** START Data provided **
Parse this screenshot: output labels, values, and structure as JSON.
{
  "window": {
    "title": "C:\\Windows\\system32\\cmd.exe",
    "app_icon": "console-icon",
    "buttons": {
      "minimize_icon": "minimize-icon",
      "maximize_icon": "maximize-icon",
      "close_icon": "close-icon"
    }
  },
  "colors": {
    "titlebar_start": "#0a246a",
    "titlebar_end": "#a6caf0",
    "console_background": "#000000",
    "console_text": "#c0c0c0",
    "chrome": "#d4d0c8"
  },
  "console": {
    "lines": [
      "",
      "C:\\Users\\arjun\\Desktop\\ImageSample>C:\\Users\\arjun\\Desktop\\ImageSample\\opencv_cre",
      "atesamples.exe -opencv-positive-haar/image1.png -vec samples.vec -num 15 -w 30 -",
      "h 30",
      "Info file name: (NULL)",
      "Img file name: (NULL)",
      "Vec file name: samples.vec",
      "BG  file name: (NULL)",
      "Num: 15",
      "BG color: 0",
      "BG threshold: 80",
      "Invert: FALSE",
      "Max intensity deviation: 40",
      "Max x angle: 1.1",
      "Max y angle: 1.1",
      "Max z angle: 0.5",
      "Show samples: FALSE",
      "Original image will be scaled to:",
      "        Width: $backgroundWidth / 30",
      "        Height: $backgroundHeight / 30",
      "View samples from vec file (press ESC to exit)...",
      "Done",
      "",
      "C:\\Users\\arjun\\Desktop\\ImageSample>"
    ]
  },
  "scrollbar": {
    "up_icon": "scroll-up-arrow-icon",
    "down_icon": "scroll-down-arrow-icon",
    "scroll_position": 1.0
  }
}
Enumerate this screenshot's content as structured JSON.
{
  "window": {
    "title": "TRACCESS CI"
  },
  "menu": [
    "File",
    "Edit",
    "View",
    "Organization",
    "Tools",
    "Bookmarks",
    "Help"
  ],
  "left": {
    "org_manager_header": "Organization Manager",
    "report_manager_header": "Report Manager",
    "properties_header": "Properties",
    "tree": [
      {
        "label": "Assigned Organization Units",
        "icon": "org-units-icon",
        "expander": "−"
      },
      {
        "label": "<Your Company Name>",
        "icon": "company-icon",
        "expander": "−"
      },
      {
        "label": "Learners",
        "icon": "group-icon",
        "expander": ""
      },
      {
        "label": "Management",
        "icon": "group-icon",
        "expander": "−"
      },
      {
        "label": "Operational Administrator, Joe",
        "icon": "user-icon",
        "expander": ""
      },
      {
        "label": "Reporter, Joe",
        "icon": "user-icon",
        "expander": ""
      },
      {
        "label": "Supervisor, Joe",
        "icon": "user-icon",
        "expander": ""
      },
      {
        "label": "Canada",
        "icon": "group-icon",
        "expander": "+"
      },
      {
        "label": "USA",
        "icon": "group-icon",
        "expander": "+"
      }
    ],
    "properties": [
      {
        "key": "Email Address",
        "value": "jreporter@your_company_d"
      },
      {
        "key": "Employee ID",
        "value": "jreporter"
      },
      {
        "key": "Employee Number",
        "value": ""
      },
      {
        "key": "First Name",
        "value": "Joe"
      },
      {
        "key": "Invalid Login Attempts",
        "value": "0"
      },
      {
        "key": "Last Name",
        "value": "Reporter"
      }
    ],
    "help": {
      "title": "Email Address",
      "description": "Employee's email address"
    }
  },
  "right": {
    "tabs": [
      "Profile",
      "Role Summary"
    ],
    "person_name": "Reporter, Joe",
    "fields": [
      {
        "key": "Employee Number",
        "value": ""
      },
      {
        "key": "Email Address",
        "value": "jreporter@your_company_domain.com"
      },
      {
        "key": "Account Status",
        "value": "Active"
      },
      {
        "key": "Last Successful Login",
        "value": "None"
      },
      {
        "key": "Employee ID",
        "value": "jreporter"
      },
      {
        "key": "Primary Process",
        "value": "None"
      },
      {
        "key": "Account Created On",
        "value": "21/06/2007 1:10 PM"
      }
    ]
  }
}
** END Data provided **
*Problem statement*
In full and verbatim, repeat the records given above.

*Finished task*
Parse this screenshot: output labels, values, and structure as JSON.
{
  "window": {
    "title": "C:\\Windows\\system32\\cmd.exe",
    "app_icon": "console-icon",
    "buttons": {
      "minimize_icon": "minimize-icon",
      "maximize_icon": "maximize-icon",
      "close_icon": "close-icon"
    }
  },
  "colors": {
    "titlebar_start": "#0a246a",
    "titlebar_end": "#a6caf0",
    "console_background": "#000000",
    "console_text": "#c0c0c0",
    "chrome": "#d4d0c8"
  },
  "console": {
    "lines": [
      "",
      "C:\\Users\\arjun\\Desktop\\ImageSample>C:\\Users\\arjun\\Desktop\\ImageSample\\opencv_cre",
      "atesamples.exe -opencv-positive-haar/image1.png -vec samples.vec -num 15 -w 30 -",
      "h 30",
      "Info file name: (NULL)",
      "Img file name: (NULL)",
      "Vec file name: samples.vec",
      "BG  file name: (NULL)",
      "Num: 15",
      "BG color: 0",
      "BG threshold: 80",
      "Invert: FALSE",
      "Max intensity deviation: 40",
      "Max x angle: 1.1",
      "Max y angle: 1.1",
      "Max z angle: 0.5",
      "Show samples: FALSE",
      "Original image will be scaled to:",
      "        Width: $backgroundWidth / 30",
      "        Height: $backgroundHeight / 30",
      "View samples from vec file (press ESC to exit)...",
      "Done",
      "",
      "C:\\Users\\arjun\\Desktop\\ImageSample>"
    ]
  },
  "scrollbar": {
    "up_icon": "scroll-up-arrow-icon",
    "down_icon": "scroll-down-arrow-icon",
    "scroll_position": 1.0
  }
}
Enumerate this screenshot's content as structured JSON.
{
  "window": {
    "title": "TRACCESS CI"
  },
  "menu": [
    "File",
    "Edit",
    "View",
    "Organization",
    "Tools",
    "Bookmarks",
    "Help"
  ],
  "left": {
    "org_manager_header": "Organization Manager",
    "report_manager_header": "Report Manager",
    "properties_header": "Properties",
    "tree": [
      {
        "label": "Assigned Organization Units",
        "icon": "org-units-icon",
        "expander": "−"
      },
      {
        "label": "<Your Company Name>",
        "icon": "company-icon",
        "expander": "−"
      },
      {
        "label": "Learners",
        "icon": "group-icon",
        "expander": ""
      },
      {
        "label": "Management",
        "icon": "group-icon",
        "expander": "−"
      },
      {
        "label": "Operational Administrator, Joe",
        "icon": "user-icon",
        "expander": ""
      },
      {
        "label": "Reporter, Joe",
        "icon": "user-icon",
        "expander": ""
      },
      {
        "label": "Supervisor, Joe",
        "icon": "user-icon",
        "expander": ""
      },
      {
        "label": "Canada",
        "icon": "group-icon",
        "expander": "+"
      },
      {
        "label": "USA",
        "icon": "group-icon",
        "expander": "+"
      }
    ],
    "properties": [
      {
        "key": "Email Address",
        "value": "jreporter@your_company_d"
      },
      {
        "key": "Employee ID",
        "value": "jreporter"
      },
      {
        "key": "Employee Number",
        "value": ""
      },
      {
        "key": "First Name",
        "value": "Joe"
      },
      {
        "key": "Invalid Login Attempts",
        "value": "0"
      },
      {
        "key": "Last Name",
        "value": "Reporter"
      }
    ],
    "help": {
      "title": "Email Address",
      "description": "Employee's email address"
    }
  },
  "right": {
    "tabs": [
      "Profile",
      "Role Summary"
    ],
    "person_name": "Reporter, Joe",
    "fields": [
      {
        "key": "Employee Number",
        "value": ""
      },
      {
        "key": "Email Address",
        "value": "jreporter@your_company_domain.com"
      },
      {
        "key": "Account Status",
        "value": "Active"
      },
      {
        "key": "Last Successful Login",
        "value": "None"
      },
      {
        "key": "Employee ID",
        "value": "jreporter"
      },
      {
        "key": "Primary Process",
        "value": "None"
      },
      {
        "key": "Account Created On",
        "value": "21/06/2007 1:10 PM"
      }
    ]
  }
}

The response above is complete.